-- GIVEN DATA start --
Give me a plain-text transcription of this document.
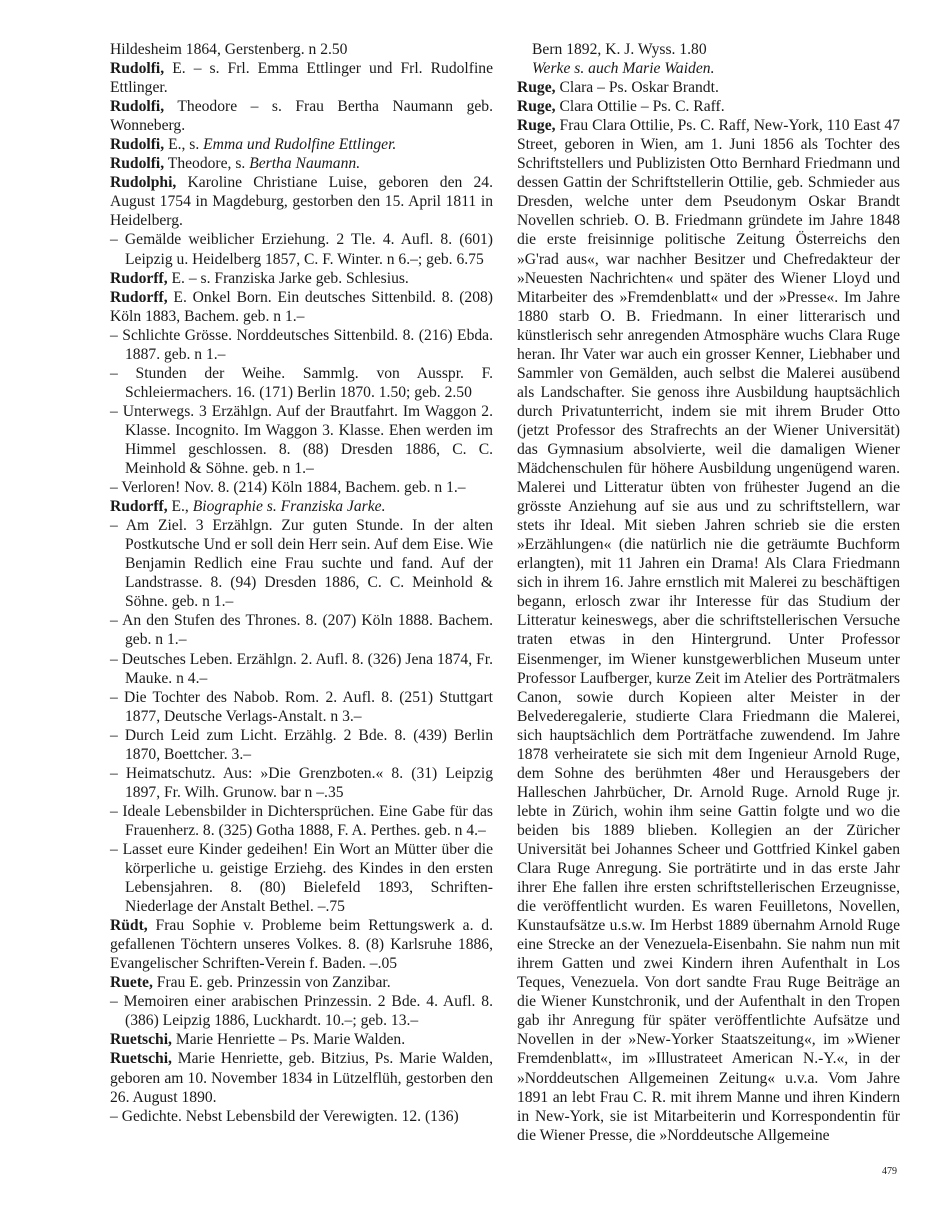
Hildesheim 1864, Gerstenberg. n 2.50

Rudolfi, E. – s. Frl. Emma Ettlinger und Frl. Rudolfine Ettlinger.

Rudolfi, Theodore – s. Frau Bertha Naumann geb. Wonneberg.

Rudolfi, E., s. Emma und Rudolfine Ettlinger.

Rudolfi, Theodore, s. Bertha Naumann.

Rudolphi, Karoline Christiane Luise, geboren den 24. August 1754 in Magdeburg, gestorben den 15. April 1811 in Heidelberg.

– Gemälde weiblicher Erziehung. 2 Tle. 4. Aufl. 8. (601) Leipzig u. Heidelberg 1857, C. F. Winter. n 6.–; geb. 6.75

Rudorff, E. – s. Franziska Jarke geb. Schlesius.

Rudorff, E. Onkel Born. Ein deutsches Sittenbild. 8. (208) Köln 1883, Bachem. geb. n 1.–

– Schlichte Grösse. Norddeutsches Sittenbild. 8. (216) Ebda. 1887. geb. n 1.–

– Stunden der Weihe. Sammlg. von Ausspr. F. Schleiermachers. 16. (171) Berlin 1870. 1.50; geb. 2.50

– Unterwegs. 3 Erzählgn. Auf der Brautfahrt. Im Waggon 2. Klasse. Incognito. Im Waggon 3. Klasse. Ehen werden im Himmel geschlossen. 8. (88) Dresden 1886, C. C. Meinhold & Söhne. geb. n 1.–

– Verloren! Nov. 8. (214) Köln 1884, Bachem. geb. n 1.–

Rudorff, E., Biographie s. Franziska Jarke.

– Am Ziel. 3 Erzählgn. Zur guten Stunde. In der alten Postkutsche Und er soll dein Herr sein. Auf dem Eise. Wie Benjamin Redlich eine Frau suchte und fand. Auf der Landstrasse. 8. (94) Dresden 1886, C. C. Meinhold & Söhne. geb. n 1.–

– An den Stufen des Thrones. 8. (207) Köln 1888. Bachem. geb. n 1.–

– Deutsches Leben. Erzählgn. 2. Aufl. 8. (326) Jena 1874, Fr. Mauke. n 4.–

– Die Tochter des Nabob. Rom. 2. Aufl. 8. (251) Stuttgart 1877, Deutsche Verlags-Anstalt. n 3.–

– Durch Leid zum Licht. Erzählg. 2 Bde. 8. (439) Berlin 1870, Boettcher. 3.–

– Heimatschutz. Aus: »Die Grenzboten.« 8. (31) Leipzig 1897, Fr. Wilh. Grunow. bar n –.35

– Ideale Lebensbilder in Dichtersprüchen. Eine Gabe für das Frauenherz. 8. (325) Gotha 1888, F. A. Perthes. geb. n 4.–

– Lasset eure Kinder gedeihen! Ein Wort an Mütter über die körperliche u. geistige Erziehg. des Kindes in den ersten Lebensjahren. 8. (80) Bielefeld 1893, Schriften-Niederlage der Anstalt Bethel. –.75

Rüdt, Frau Sophie v. Probleme beim Rettungswerk a. d. gefallenen Töchtern unseres Volkes. 8. (8) Karlsruhe 1886, Evangelischer Schriften-Verein f. Baden. –.05

Ruete, Frau E. geb. Prinzessin von Zanzibar.

– Memoiren einer arabischen Prinzessin. 2 Bde. 4. Aufl. 8. (386) Leipzig 1886, Luckhardt. 10.–; geb. 13.–

Ruetschi, Marie Henriette – Ps. Marie Walden.

Ruetschi, Marie Henriette, geb. Bitzius, Ps. Marie Walden, geboren am 10. November 1834 in Lützelflüh, gestorben den 26. August 1890.

– Gedichte. Nebst Lebensbild der Verewigten. 12. (136)

Bern 1892, K. J. Wyss. 1.80

Werke s. auch Marie Waiden.

Ruge, Clara – Ps. Oskar Brandt.

Ruge, Clara Ottilie – Ps. C. Raff.

Ruge, Frau Clara Ottilie, Ps. C. Raff, New-York, 110 East 47 Street, geboren in Wien, am 1. Juni 1856 als Tochter des Schriftstellers und Publizisten Otto Bernhard Friedmann und dessen Gattin der Schriftstellerin Ottilie, geb. Schmieder aus Dresden, welche unter dem Pseudonym Oskar Brandt Novellen schrieb. O. B. Friedmann gründete im Jahre 1848 die erste freisinnige politische Zeitung Österreichs den »G'rad aus«, war nachher Besitzer und Chefredakteur der »Neuesten Nachrichten« und später des Wiener Lloyd und Mitarbeiter des »Fremdenblatt« und der »Presse«. Im Jahre 1880 starb O. B. Friedmann. In einer litterarisch und künstlerisch sehr anregenden Atmosphäre wuchs Clara Ruge heran. Ihr Vater war auch ein grosser Kenner, Liebhaber und Sammler von Gemälden, auch selbst die Malerei ausübend als Landschafter. Sie genoss ihre Ausbildung hauptsächlich durch Privatunterricht, indem sie mit ihrem Bruder Otto (jetzt Professor des Strafrechts an der Wiener Universität) das Gymnasium absolvierte, weil die damaligen Wiener Mädchenschulen für höhere Ausbildung ungenügend waren. Malerei und Litteratur übten von frühester Jugend an die grösste Anziehung auf sie aus und zu schriftstellern, war stets ihr Ideal. Mit sieben Jahren schrieb sie die ersten »Erzählungen« (die natürlich nie die geträumte Buchform erlangten), mit 11 Jahren ein Drama! Als Clara Friedmann sich in ihrem 16. Jahre ernstlich mit Malerei zu beschäftigen begann, erlosch zwar ihr Interesse für das Studium der Litteratur keineswegs, aber die schriftstellerischen Versuche traten etwas in den Hintergrund. Unter Professor Eisenmenger, im Wiener kunstgewerblichen Museum unter Professor Laufberger, kurze Zeit im Atelier des Porträtmalers Canon, sowie durch Kopieen alter Meister in der Belvederegalerie, studierte Clara Friedmann die Malerei, sich hauptsächlich dem Porträtfache zuwendend. Im Jahre 1878 verheiratete sie sich mit dem Ingenieur Arnold Ruge, dem Sohne des berühmten 48er und Herausgebers der Halleschen Jahrbücher, Dr. Arnold Ruge. Arnold Ruge jr. lebte in Zürich, wohin ihm seine Gattin folgte und wo die beiden bis 1889 blieben. Kollegien an der Züricher Universität bei Johannes Scheer und Gottfried Kinkel gaben Clara Ruge Anregung. Sie porträtirte und in das erste Jahr ihrer Ehe fallen ihre ersten schriftstellerischen Erzeugnisse, die veröffentlicht wurden. Es waren Feuilletons, Novellen, Kunstaufsätze u.s.w. Im Herbst 1889 übernahm Arnold Ruge eine Strecke an der Venezuela-Eisenbahn. Sie nahm nun mit ihrem Gatten und zwei Kindern ihren Aufenthalt in Los Teques, Venezuela. Von dort sandte Frau Ruge Beiträge an die Wiener Kunstchronik, und der Aufenthalt in den Tropen gab ihr Anregung für später veröffentlichte Aufsätze und Novellen in der »New-Yorker Staatszeitung«, im »Wiener Fremdenblatt«, im »Illustrateet American N.-Y.«, in der »Norddeutschen Allgemeinen Zeitung« u.v.a. Vom Jahre 1891 an lebt Frau C. R. mit ihrem Manne und ihren Kindern in New-York, sie ist Mitarbeiterin und Korrespondentin für die Wiener Presse, die »Norddeutsche Allgemeine

479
-- GIVEN DATA end --
» **PROBLEM**:
Print all the records again exactly; do not include any picture.

» **RESULT OF THE TASK**:
Give me a plain-text transcription of this document.
Hildesheim 1864, Gerstenberg. n 2.50

Rudolfi, E. – s. Frl. Emma Ettlinger und Frl. Rudolfine Ettlinger.

Rudolfi, Theodore – s. Frau Bertha Naumann geb. Wonneberg.

Rudolfi, E., s. Emma und Rudolfine Ettlinger.

Rudolfi, Theodore, s. Bertha Naumann.

Rudolphi, Karoline Christiane Luise, geboren den 24. August 1754 in Magdeburg, gestorben den 15. April 1811 in Heidelberg.

– Gemälde weiblicher Erziehung. 2 Tle. 4. Aufl. 8. (601) Leipzig u. Heidelberg 1857, C. F. Winter. n 6.–; geb. 6.75

Rudorff, E. – s. Franziska Jarke geb. Schlesius.

Rudorff, E. Onkel Born. Ein deutsches Sittenbild. 8. (208) Köln 1883, Bachem. geb. n 1.–

– Schlichte Grösse. Norddeutsches Sittenbild. 8. (216) Ebda. 1887. geb. n 1.–

– Stunden der Weihe. Sammlg. von Ausspr. F. Schleiermachers. 16. (171) Berlin 1870. 1.50; geb. 2.50

– Unterwegs. 3 Erzählgn. Auf der Brautfahrt. Im Waggon 2. Klasse. Incognito. Im Waggon 3. Klasse. Ehen werden im Himmel geschlossen. 8. (88) Dresden 1886, C. C. Meinhold & Söhne. geb. n 1.–

– Verloren! Nov. 8. (214) Köln 1884, Bachem. geb. n 1.–

Rudorff, E., Biographie s. Franziska Jarke.

– Am Ziel. 3 Erzählgn. Zur guten Stunde. In der alten Postkutsche Und er soll dein Herr sein. Auf dem Eise. Wie Benjamin Redlich eine Frau suchte und fand. Auf der Landstrasse. 8. (94) Dresden 1886, C. C. Meinhold & Söhne. geb. n 1.–

– An den Stufen des Thrones. 8. (207) Köln 1888. Bachem. geb. n 1.–

– Deutsches Leben. Erzählgn. 2. Aufl. 8. (326) Jena 1874, Fr. Mauke. n 4.–

– Die Tochter des Nabob. Rom. 2. Aufl. 8. (251) Stuttgart 1877, Deutsche Verlags-Anstalt. n 3.–

– Durch Leid zum Licht. Erzählg. 2 Bde. 8. (439) Berlin 1870, Boettcher. 3.–

– Heimatschutz. Aus: »Die Grenzboten.« 8. (31) Leipzig 1897, Fr. Wilh. Grunow. bar n –.35

– Ideale Lebensbilder in Dichtersprüchen. Eine Gabe für das Frauenherz. 8. (325) Gotha 1888, F. A. Perthes. geb. n 4.–

– Lasset eure Kinder gedeihen! Ein Wort an Mütter über die körperliche u. geistige Erziehg. des Kindes in den ersten Lebensjahren. 8. (80) Bielefeld 1893, Schriften-Niederlage der Anstalt Bethel. –.75

Rüdt, Frau Sophie v. Probleme beim Rettungswerk a. d. gefallenen Töchtern unseres Volkes. 8. (8) Karlsruhe 1886, Evangelischer Schriften-Verein f. Baden. –.05

Ruete, Frau E. geb. Prinzessin von Zanzibar.

– Memoiren einer arabischen Prinzessin. 2 Bde. 4. Aufl. 8. (386) Leipzig 1886, Luckhardt. 10.–; geb. 13.–

Ruetschi, Marie Henriette – Ps. Marie Walden.

Ruetschi, Marie Henriette, geb. Bitzius, Ps. Marie Walden, geboren am 10. November 1834 in Lützelflüh, gestorben den 26. August 1890.

– Gedichte. Nebst Lebensbild der Verewigten. 12. (136)

Bern 1892, K. J. Wyss. 1.80

Werke s. auch Marie Waiden.

Ruge, Clara – Ps. Oskar Brandt.

Ruge, Clara Ottilie – Ps. C. Raff.

Ruge, Frau Clara Ottilie, Ps. C. Raff, New-York, 110 East 47 Street, geboren in Wien, am 1. Juni 1856 als Tochter des Schriftstellers und Publizisten Otto Bernhard Friedmann und dessen Gattin der Schriftstellerin Ottilie, geb. Schmieder aus Dresden, welche unter dem Pseudonym Oskar Brandt Novellen schrieb. O. B. Friedmann gründete im Jahre 1848 die erste freisinnige politische Zeitung Österreichs den »G'rad aus«, war nachher Besitzer und Chefredakteur der »Neuesten Nachrichten« und später des Wiener Lloyd und Mitarbeiter des »Fremdenblatt« und der »Presse«. Im Jahre 1880 starb O. B. Friedmann. In einer litterarisch und künstlerisch sehr anregenden Atmosphäre wuchs Clara Ruge heran. Ihr Vater war auch ein grosser Kenner, Liebhaber und Sammler von Gemälden, auch selbst die Malerei ausübend als Landschafter. Sie genoss ihre Ausbildung hauptsächlich durch Privatunterricht, indem sie mit ihrem Bruder Otto (jetzt Professor des Strafrechts an der Wiener Universität) das Gymnasium absolvierte, weil die damaligen Wiener Mädchenschulen für höhere Ausbildung ungenügend waren. Malerei und Litteratur übten von frühester Jugend an die grösste Anziehung auf sie aus und zu schriftstellern, war stets ihr Ideal. Mit sieben Jahren schrieb sie die ersten »Erzählungen« (die natürlich nie die geträumte Buchform erlangten), mit 11 Jahren ein Drama! Als Clara Friedmann sich in ihrem 16. Jahre ernstlich mit Malerei zu beschäftigen begann, erlosch zwar ihr Interesse für das Studium der Litteratur keineswegs, aber die schriftstellerischen Versuche traten etwas in den Hintergrund. Unter Professor Eisenmenger, im Wiener kunstgewerblichen Museum unter Professor Laufberger, kurze Zeit im Atelier des Porträtmalers Canon, sowie durch Kopieen alter Meister in der Belvederegalerie, studierte Clara Friedmann die Malerei, sich hauptsächlich dem Porträtfache zuwendend. Im Jahre 1878 verheiratete sie sich mit dem Ingenieur Arnold Ruge, dem Sohne des berühmten 48er und Herausgebers der Halleschen Jahrbücher, Dr. Arnold Ruge. Arnold Ruge jr. lebte in Zürich, wohin ihm seine Gattin folgte und wo die beiden bis 1889 blieben. Kollegien an der Züricher Universität bei Johannes Scheer und Gottfried Kinkel gaben Clara Ruge Anregung. Sie porträtirte und in das erste Jahr ihrer Ehe fallen ihre ersten schriftstellerischen Erzeugnisse, die veröffentlicht wurden. Es waren Feuilletons, Novellen, Kunstaufsätze u.s.w. Im Herbst 1889 übernahm Arnold Ruge eine Strecke an der Venezuela-Eisenbahn. Sie nahm nun mit ihrem Gatten und zwei Kindern ihren Aufenthalt in Los Teques, Venezuela. Von dort sandte Frau Ruge Beiträge an die Wiener Kunstchronik, und der Aufenthalt in den Tropen gab ihr Anregung für später veröffentlichte Aufsätze und Novellen in der »New-Yorker Staatszeitung«, im »Wiener Fremdenblatt«, im »Illustrateet American N.-Y.«, in der »Norddeutschen Allgemeinen Zeitung« u.v.a. Vom Jahre 1891 an lebt Frau C. R. mit ihrem Manne und ihren Kindern in New-York, sie ist Mitarbeiterin und Korrespondentin für die Wiener Presse, die »Norddeutsche Allgemeine

479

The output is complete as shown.